--- AVAILABLE DATA ---
##############################

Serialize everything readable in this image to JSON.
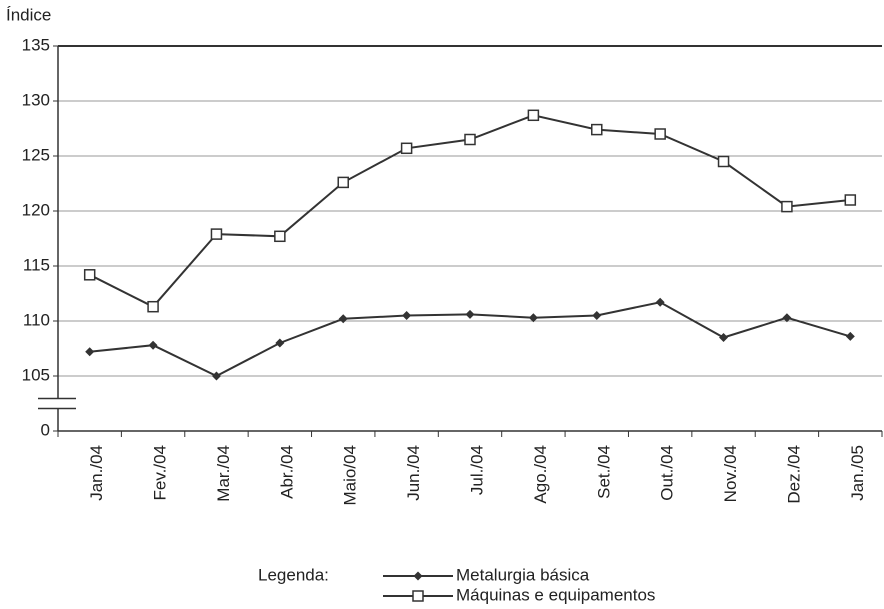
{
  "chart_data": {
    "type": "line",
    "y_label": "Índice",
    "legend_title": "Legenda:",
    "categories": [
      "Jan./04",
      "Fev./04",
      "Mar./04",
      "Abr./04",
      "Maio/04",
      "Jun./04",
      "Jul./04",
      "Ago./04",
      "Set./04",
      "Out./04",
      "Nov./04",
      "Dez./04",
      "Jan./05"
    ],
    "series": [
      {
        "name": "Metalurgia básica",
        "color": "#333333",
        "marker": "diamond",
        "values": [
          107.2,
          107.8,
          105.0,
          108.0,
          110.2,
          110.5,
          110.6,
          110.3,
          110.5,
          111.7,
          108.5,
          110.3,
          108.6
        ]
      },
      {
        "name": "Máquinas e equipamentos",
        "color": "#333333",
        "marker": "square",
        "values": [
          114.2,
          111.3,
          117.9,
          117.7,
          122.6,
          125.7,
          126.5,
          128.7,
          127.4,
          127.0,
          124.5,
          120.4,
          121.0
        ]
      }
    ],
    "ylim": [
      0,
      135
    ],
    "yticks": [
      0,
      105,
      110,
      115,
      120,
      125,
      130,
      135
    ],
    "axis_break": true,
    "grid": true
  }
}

##############################

Copy each line in full and exactly, omitting any picture.

Serialize everything readable in this image to JSON.
{
  "chart_data": {
    "type": "line",
    "y_label": "Índice",
    "legend_title": "Legenda:",
    "categories": [
      "Jan./04",
      "Fev./04",
      "Mar./04",
      "Abr./04",
      "Maio/04",
      "Jun./04",
      "Jul./04",
      "Ago./04",
      "Set./04",
      "Out./04",
      "Nov./04",
      "Dez./04",
      "Jan./05"
    ],
    "series": [
      {
        "name": "Metalurgia básica",
        "color": "#333333",
        "marker": "diamond",
        "values": [
          107.2,
          107.8,
          105.0,
          108.0,
          110.2,
          110.5,
          110.6,
          110.3,
          110.5,
          111.7,
          108.5,
          110.3,
          108.6
        ]
      },
      {
        "name": "Máquinas e equipamentos",
        "color": "#333333",
        "marker": "square",
        "values": [
          114.2,
          111.3,
          117.9,
          117.7,
          122.6,
          125.7,
          126.5,
          128.7,
          127.4,
          127.0,
          124.5,
          120.4,
          121.0
        ]
      }
    ],
    "ylim": [
      0,
      135
    ],
    "yticks": [
      0,
      105,
      110,
      115,
      120,
      125,
      130,
      135
    ],
    "axis_break": true,
    "grid": true
  }
}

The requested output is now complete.